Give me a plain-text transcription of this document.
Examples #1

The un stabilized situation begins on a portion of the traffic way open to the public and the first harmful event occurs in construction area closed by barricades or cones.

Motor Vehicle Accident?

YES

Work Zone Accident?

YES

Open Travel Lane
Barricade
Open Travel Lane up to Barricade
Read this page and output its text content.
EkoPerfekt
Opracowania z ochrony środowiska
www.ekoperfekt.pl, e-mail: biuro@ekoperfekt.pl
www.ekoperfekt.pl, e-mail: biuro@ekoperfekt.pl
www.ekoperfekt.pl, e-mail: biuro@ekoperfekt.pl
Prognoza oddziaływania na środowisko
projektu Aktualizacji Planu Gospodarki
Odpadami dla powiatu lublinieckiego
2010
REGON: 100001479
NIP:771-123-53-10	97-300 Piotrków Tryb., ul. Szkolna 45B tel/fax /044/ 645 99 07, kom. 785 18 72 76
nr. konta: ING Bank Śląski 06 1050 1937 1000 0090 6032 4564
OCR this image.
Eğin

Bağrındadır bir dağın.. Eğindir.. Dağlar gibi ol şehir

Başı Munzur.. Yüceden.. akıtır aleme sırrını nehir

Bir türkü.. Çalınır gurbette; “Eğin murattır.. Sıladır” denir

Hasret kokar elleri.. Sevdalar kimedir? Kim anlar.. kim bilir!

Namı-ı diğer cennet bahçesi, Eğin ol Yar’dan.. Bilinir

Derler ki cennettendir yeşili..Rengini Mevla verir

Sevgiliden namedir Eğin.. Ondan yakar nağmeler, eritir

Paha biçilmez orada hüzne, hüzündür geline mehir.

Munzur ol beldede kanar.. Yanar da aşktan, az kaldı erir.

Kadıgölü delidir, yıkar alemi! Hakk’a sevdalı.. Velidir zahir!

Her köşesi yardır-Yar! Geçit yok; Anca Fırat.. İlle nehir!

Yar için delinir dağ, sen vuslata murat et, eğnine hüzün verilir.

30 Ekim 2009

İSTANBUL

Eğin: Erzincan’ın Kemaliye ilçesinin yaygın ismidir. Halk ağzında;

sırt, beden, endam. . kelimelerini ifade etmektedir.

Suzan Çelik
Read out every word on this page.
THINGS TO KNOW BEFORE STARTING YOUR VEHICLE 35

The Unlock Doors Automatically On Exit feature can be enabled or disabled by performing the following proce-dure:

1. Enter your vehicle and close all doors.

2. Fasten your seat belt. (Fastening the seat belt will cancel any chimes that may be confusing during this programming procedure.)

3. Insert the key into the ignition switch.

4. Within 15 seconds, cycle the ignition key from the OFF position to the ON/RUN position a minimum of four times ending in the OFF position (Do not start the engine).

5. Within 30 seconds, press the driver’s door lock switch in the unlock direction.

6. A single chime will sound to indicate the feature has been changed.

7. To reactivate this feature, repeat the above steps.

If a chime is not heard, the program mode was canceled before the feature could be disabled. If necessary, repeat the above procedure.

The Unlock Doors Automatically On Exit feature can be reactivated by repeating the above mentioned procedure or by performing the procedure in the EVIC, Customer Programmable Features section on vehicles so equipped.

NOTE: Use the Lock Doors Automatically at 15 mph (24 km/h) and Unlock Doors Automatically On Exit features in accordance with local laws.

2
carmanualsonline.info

+===+

▸ **Instructions to follow**
Review the preceding data and report every line that includes the string "Munzur".

▸ **Correct output**
Başı Munzur.. Yüceden.. akıtır aleme sırrını nehir
Munzur ol beldede kanar.. Yanar da aşktan, az kaldı erir.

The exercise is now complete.